◆ DATA SUPPLIED:
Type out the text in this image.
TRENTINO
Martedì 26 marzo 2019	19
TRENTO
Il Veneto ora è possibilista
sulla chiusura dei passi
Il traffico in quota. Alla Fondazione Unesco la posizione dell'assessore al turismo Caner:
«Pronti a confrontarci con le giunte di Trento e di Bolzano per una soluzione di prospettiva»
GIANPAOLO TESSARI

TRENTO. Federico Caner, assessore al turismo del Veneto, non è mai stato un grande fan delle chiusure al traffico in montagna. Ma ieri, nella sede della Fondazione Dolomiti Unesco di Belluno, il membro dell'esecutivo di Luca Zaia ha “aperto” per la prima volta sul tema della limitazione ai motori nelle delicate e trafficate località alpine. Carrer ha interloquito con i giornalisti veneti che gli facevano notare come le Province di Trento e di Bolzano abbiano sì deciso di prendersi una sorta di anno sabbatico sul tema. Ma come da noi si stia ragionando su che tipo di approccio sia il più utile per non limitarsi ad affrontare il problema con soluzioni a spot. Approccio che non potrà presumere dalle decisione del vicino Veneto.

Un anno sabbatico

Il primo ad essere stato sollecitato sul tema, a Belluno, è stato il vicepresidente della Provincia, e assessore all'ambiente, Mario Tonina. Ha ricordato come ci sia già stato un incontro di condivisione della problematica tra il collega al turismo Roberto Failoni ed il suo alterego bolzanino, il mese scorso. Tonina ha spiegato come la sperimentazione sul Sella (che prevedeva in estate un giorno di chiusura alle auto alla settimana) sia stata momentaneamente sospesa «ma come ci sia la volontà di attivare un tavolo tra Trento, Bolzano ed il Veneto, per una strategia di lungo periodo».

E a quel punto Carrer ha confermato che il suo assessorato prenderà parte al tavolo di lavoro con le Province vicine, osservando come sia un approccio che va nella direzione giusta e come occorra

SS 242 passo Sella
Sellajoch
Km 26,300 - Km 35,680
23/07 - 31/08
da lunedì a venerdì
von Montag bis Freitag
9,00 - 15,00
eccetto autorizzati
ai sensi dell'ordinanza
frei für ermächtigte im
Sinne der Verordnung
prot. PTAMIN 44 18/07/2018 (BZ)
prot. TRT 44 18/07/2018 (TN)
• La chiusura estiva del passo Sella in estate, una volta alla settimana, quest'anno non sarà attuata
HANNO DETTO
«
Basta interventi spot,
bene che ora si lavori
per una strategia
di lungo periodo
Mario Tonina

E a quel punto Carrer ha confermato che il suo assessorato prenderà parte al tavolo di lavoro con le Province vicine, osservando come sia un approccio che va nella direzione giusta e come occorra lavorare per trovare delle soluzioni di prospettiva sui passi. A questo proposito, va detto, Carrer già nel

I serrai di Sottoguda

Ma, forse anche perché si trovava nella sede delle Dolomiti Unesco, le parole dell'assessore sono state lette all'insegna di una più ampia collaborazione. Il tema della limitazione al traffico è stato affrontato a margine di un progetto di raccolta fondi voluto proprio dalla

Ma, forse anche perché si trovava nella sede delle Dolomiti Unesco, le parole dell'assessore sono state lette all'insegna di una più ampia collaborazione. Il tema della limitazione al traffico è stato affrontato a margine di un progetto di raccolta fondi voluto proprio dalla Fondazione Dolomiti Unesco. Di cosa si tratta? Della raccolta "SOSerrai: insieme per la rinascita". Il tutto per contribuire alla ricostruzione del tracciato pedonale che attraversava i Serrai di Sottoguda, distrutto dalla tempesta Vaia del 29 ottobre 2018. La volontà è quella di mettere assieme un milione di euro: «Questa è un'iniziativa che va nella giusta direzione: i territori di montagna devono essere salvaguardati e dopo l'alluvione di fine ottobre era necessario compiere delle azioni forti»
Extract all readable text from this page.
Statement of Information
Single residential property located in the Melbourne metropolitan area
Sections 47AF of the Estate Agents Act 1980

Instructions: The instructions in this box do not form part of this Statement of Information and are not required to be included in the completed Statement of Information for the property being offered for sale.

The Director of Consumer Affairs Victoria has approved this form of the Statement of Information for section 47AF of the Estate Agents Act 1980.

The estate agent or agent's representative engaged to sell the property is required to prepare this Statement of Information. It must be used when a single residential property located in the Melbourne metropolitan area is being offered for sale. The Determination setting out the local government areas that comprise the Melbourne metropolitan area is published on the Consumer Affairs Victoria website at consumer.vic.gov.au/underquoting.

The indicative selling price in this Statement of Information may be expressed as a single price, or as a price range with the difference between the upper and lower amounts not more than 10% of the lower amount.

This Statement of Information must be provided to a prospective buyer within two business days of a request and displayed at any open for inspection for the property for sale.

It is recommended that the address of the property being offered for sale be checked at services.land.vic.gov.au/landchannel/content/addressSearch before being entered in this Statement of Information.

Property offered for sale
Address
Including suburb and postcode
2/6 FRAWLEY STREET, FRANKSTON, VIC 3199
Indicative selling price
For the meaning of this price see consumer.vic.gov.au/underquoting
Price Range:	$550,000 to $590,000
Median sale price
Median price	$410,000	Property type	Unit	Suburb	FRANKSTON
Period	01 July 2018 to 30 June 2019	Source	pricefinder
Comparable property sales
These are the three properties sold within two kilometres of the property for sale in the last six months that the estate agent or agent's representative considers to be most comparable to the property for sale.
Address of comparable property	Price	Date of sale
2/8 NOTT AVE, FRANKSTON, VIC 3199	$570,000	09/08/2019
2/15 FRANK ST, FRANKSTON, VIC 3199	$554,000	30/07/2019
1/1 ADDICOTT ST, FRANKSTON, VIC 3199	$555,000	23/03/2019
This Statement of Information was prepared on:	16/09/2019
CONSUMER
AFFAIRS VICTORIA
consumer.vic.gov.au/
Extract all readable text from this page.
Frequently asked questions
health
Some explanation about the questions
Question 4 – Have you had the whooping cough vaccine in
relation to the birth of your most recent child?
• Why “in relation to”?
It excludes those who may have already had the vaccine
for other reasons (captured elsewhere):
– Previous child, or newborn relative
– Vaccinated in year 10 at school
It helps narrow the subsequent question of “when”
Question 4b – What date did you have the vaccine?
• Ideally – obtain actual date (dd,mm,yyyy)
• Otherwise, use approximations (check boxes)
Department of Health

◆ AIM:
From the data above, pick out each line containing "margine" and copy it.

◆ TASK RESULT:
Ma, forse anche perché si trovava nella sede delle Dolomiti Unesco, le parole dell'assessore sono state lette all'insegna di una più ampia collaborazione. Il tema della limitazione al traffico è stato affrontato a margine di un progetto di raccolta fondi voluto proprio dalla
Ma, forse anche perché si trovava nella sede delle Dolomiti Unesco, le parole dell'assessore sono state lette all'insegna di una più ampia collaborazione. Il tema della limitazione al traffico è stato affrontato a margine di un progetto di raccolta fondi voluto proprio dalla Fondazione Dolomiti Unesco. Di cosa si tratta? Della raccolta "SOSerrai: insieme per la rinascita". Il tutto per contribuire alla ricostruzione del tracciato pedonale che attraversava i Serrai di Sottoguda, distrutto dalla tempesta Vaia del 29 ottobre 2018. La volontà è quella di mettere assieme un milione di euro: «Questa è un'iniziativa che va nella giusta direzione: i territori di montagna devono essere salvaguardati e dopo l'alluvione di fine ottobre era necessario compiere delle azioni forti»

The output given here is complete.